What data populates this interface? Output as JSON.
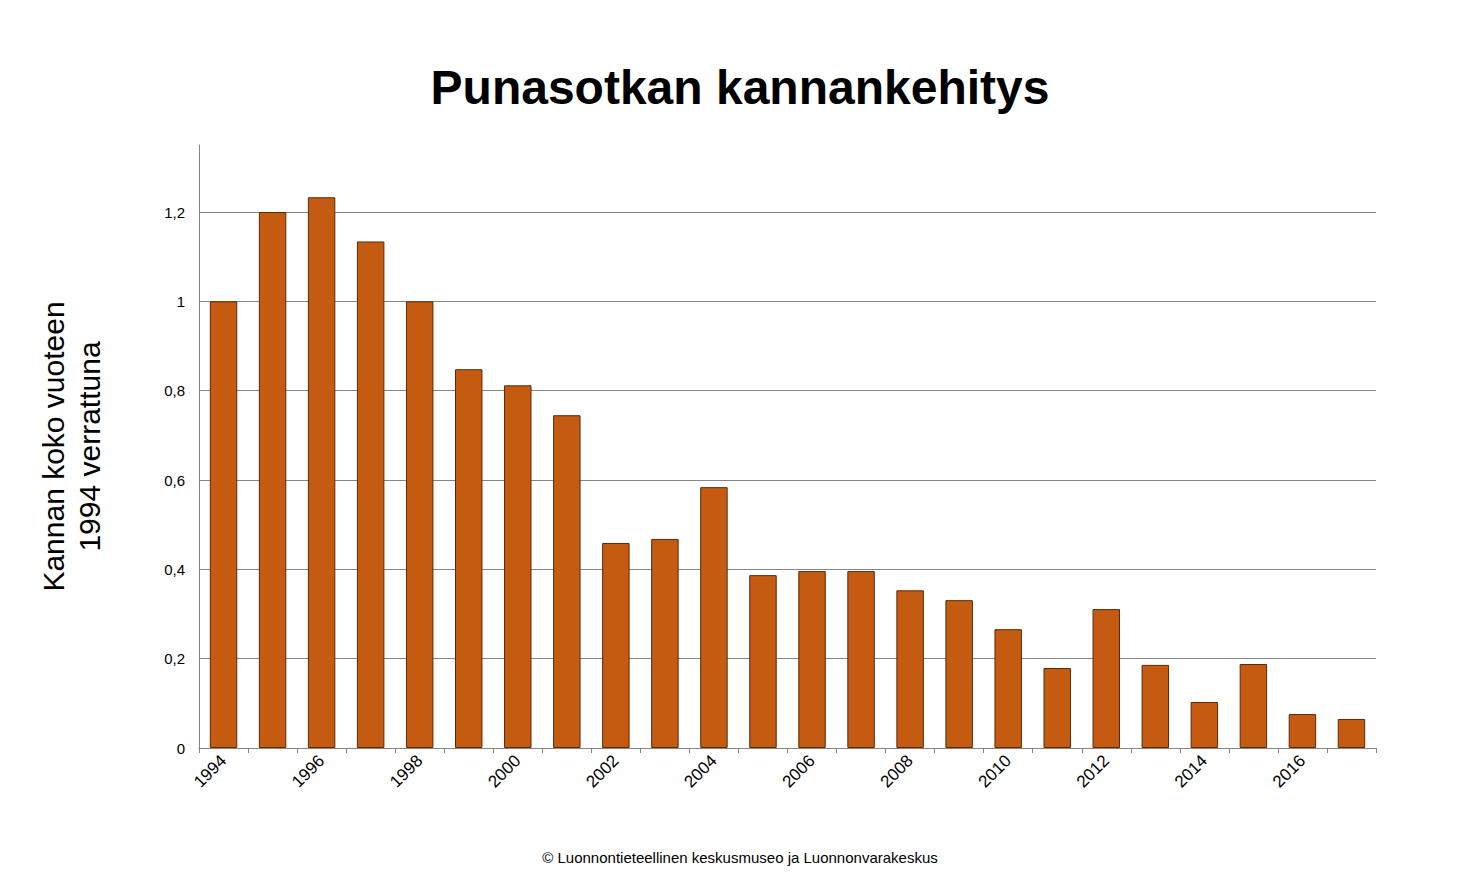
{
  "chart_data": {
    "type": "bar",
    "title": "Punasotkan kannankehitys",
    "ylabel": "Kannan koko vuoteen\n1994 verrattuna",
    "annotation": "© Luonnontieteellinen keskusmuseo ja Luonnonvarakeskus",
    "categories": [
      "1994",
      null,
      "1996",
      null,
      "1998",
      null,
      "2000",
      null,
      "2002",
      null,
      "2004",
      null,
      "2006",
      null,
      "2008",
      null,
      "2010",
      null,
      "2012",
      null,
      "2014",
      null,
      "2016",
      null
    ],
    "values": [
      1.0,
      1.2,
      1.233,
      1.134,
      1.0,
      0.848,
      0.812,
      0.745,
      0.459,
      0.468,
      0.584,
      0.387,
      0.396,
      0.396,
      0.353,
      0.331,
      0.266,
      0.179,
      0.311,
      0.186,
      0.103,
      0.188,
      0.076,
      0.065
    ],
    "color": "#c55a11",
    "ylim": [
      0,
      1.35
    ],
    "yticks": [
      0,
      {
        "value": 0.2,
        "label": "0,2"
      },
      {
        "value": 0.4,
        "label": "0,4"
      },
      {
        "value": 0.6,
        "label": "0,6"
      },
      {
        "value": 0.8,
        "label": "0,8"
      },
      1,
      {
        "value": 1.2,
        "label": "1,2"
      }
    ],
    "grid": true
  }
}
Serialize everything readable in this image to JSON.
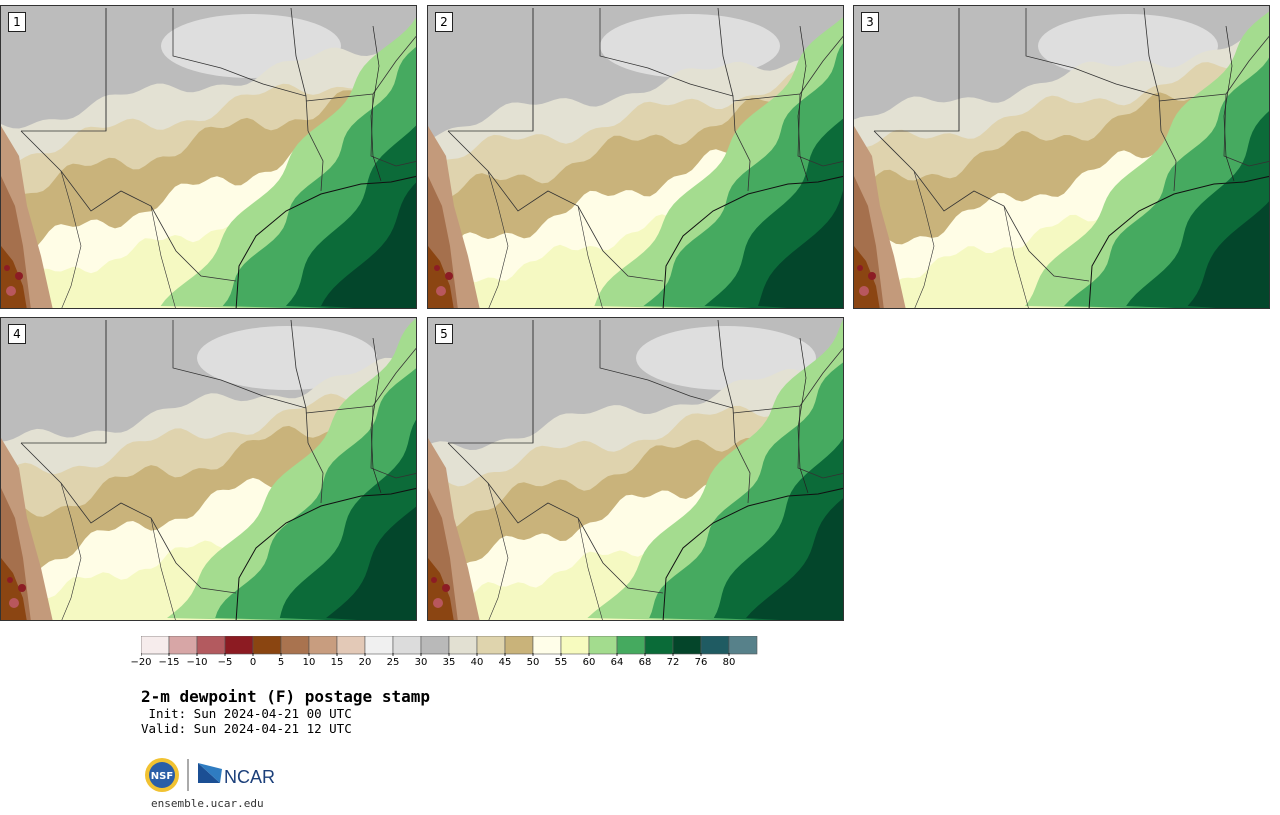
{
  "panels": [
    {
      "label": "1",
      "variant": 0
    },
    {
      "label": "2",
      "variant": 1
    },
    {
      "label": "3",
      "variant": 2
    },
    {
      "label": "4",
      "variant": 3
    },
    {
      "label": "5",
      "variant": 4
    }
  ],
  "colorbar": {
    "ticks": [
      "−20",
      "−15",
      "−10",
      "−5",
      "0",
      "5",
      "10",
      "15",
      "20",
      "25",
      "30",
      "35",
      "40",
      "45",
      "50",
      "55",
      "60",
      "64",
      "68",
      "72",
      "76",
      "80"
    ],
    "colors": [
      "#f6ecec",
      "#d7a6a6",
      "#b35a5f",
      "#8c1b22",
      "#8a4511",
      "#a9734f",
      "#c89d7f",
      "#e3c9b7",
      "#f0f0f0",
      "#dcdcdc",
      "#b9b9b9",
      "#e2e0d2",
      "#dfd4ad",
      "#c9b37a",
      "#fffee9",
      "#f7fbbf",
      "#a3dc8e",
      "#45aa5f",
      "#0a6b38",
      "#04452a",
      "#1f5b62",
      "#57818a"
    ]
  },
  "title": "2-m dewpoint (F) postage stamp",
  "init": " Init: Sun 2024-04-21 00 UTC",
  "valid": "Valid: Sun 2024-04-21 12 UTC",
  "logos": {
    "nsf": "NSF",
    "ncar": "NCAR"
  },
  "site": "ensemble.ucar.edu"
}
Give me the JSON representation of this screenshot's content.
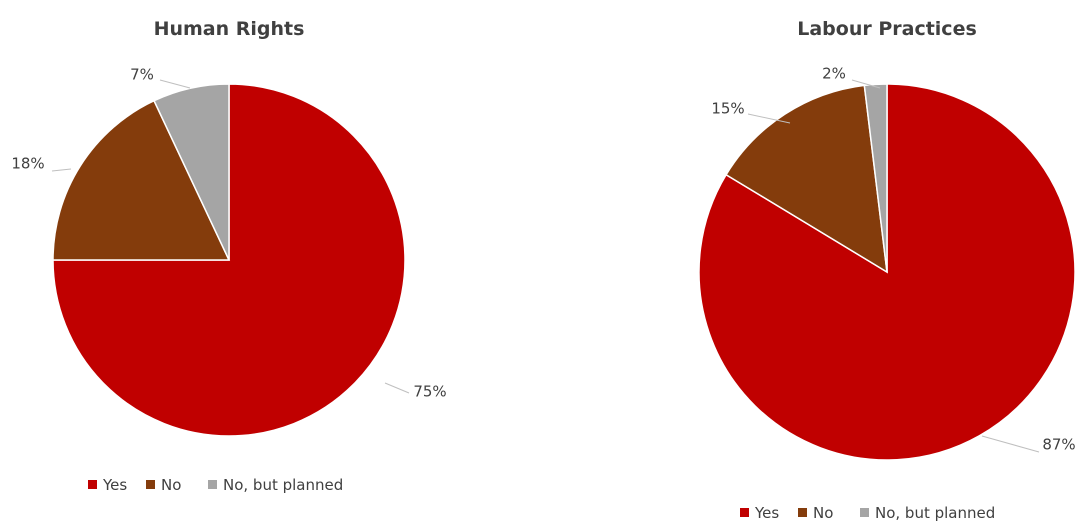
{
  "colors": {
    "Yes": "#c00000",
    "No": "#843c0c",
    "No, but planned": "#a5a5a5"
  },
  "chart_data": [
    {
      "type": "pie",
      "title": "Human Rights",
      "categories": [
        "Yes",
        "No",
        "No, but planned"
      ],
      "values": [
        75,
        18,
        7
      ],
      "labels": [
        "75%",
        "18%",
        "7%"
      ],
      "legend": "bottom"
    },
    {
      "type": "pie",
      "title": "Labour Practices",
      "categories": [
        "Yes",
        "No",
        "No, but planned"
      ],
      "values": [
        87,
        15,
        2
      ],
      "labels": [
        "87%",
        "15%",
        "2%"
      ],
      "legend": "bottom"
    }
  ]
}
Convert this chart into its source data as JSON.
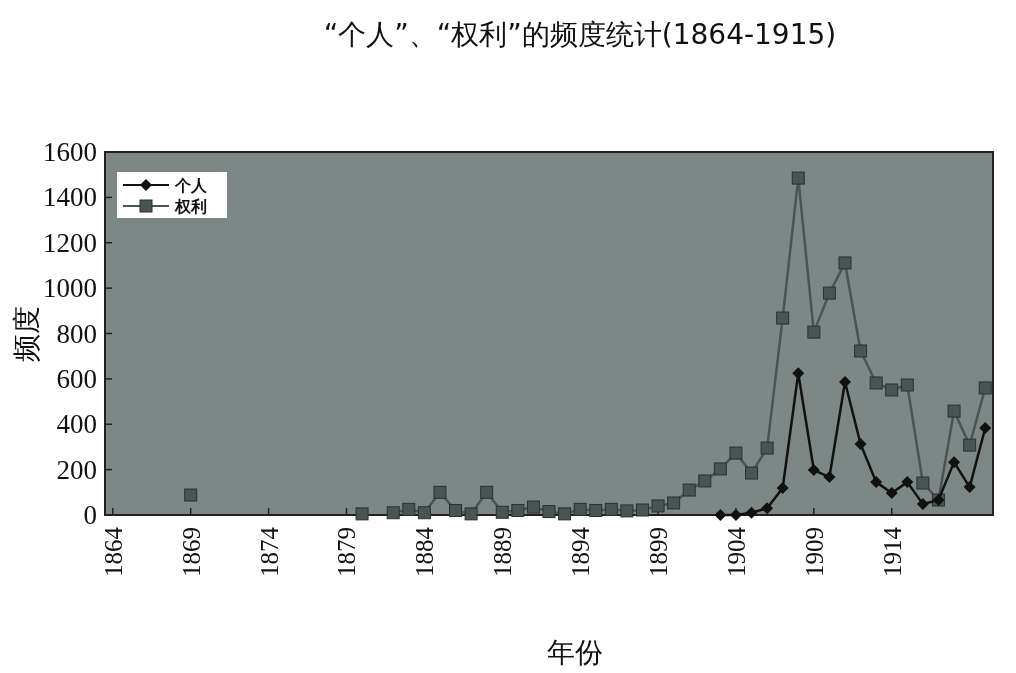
{
  "chart_data": {
    "type": "line",
    "title": "“个人”、“权利”的频度统计(1864-1915)",
    "xlabel": "年份",
    "ylabel": "频度",
    "xlim": [
      1863.5,
      1920.5
    ],
    "ylim": [
      0,
      1600
    ],
    "xticks": [
      1864,
      1869,
      1874,
      1879,
      1884,
      1889,
      1894,
      1899,
      1904,
      1909,
      1914
    ],
    "yticks": [
      0,
      200,
      400,
      600,
      800,
      1000,
      1200,
      1400,
      1600
    ],
    "legend": "top left",
    "line_style": "solid",
    "series": [
      {
        "name": "个人",
        "color": "#111111",
        "marker": "diamond",
        "x": [
          1903,
          1904,
          1905,
          1906,
          1907,
          1908,
          1909,
          1910,
          1911,
          1912,
          1913,
          1914,
          1915,
          1916,
          1917,
          1918,
          1919,
          1920
        ],
        "values": [
          0,
          0,
          10,
          30,
          119,
          625,
          198,
          167,
          586,
          313,
          145,
          97,
          145,
          48,
          66,
          233,
          123,
          383
        ]
      },
      {
        "name": "权利",
        "color": "#4a5452",
        "marker": "square",
        "x": [
          1869,
          1870,
          1871,
          1872,
          1873,
          1874,
          1875,
          1876,
          1877,
          1878,
          1879,
          1880,
          1881,
          1882,
          1883,
          1884,
          1885,
          1886,
          1887,
          1888,
          1889,
          1890,
          1891,
          1892,
          1893,
          1894,
          1895,
          1896,
          1897,
          1898,
          1899,
          1900,
          1901,
          1902,
          1903,
          1904,
          1905,
          1906,
          1907,
          1908,
          1909,
          1910,
          1911,
          1912,
          1913,
          1914,
          1915,
          1916,
          1917,
          1918,
          1919,
          1920
        ],
        "values": [
          88,
          null,
          null,
          null,
          null,
          null,
          null,
          null,
          null,
          null,
          null,
          5,
          null,
          10,
          25,
          10,
          100,
          20,
          5,
          100,
          12,
          20,
          35,
          15,
          5,
          25,
          20,
          25,
          18,
          22,
          40,
          53,
          110,
          150,
          203,
          273,
          185,
          295,
          868,
          1485,
          806,
          978,
          1111,
          723,
          582,
          551,
          573,
          141,
          66,
          458,
          308,
          560
        ]
      }
    ]
  }
}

(Task to complete) Gather each line of the listing that holds the string "this".

(The completed task)
What data populates this interface? Output as JSON.
Serialize everything readable in this image to JSON.
Give me the JSON representation of this screenshot's content.
Convert this chart into its source data as JSON.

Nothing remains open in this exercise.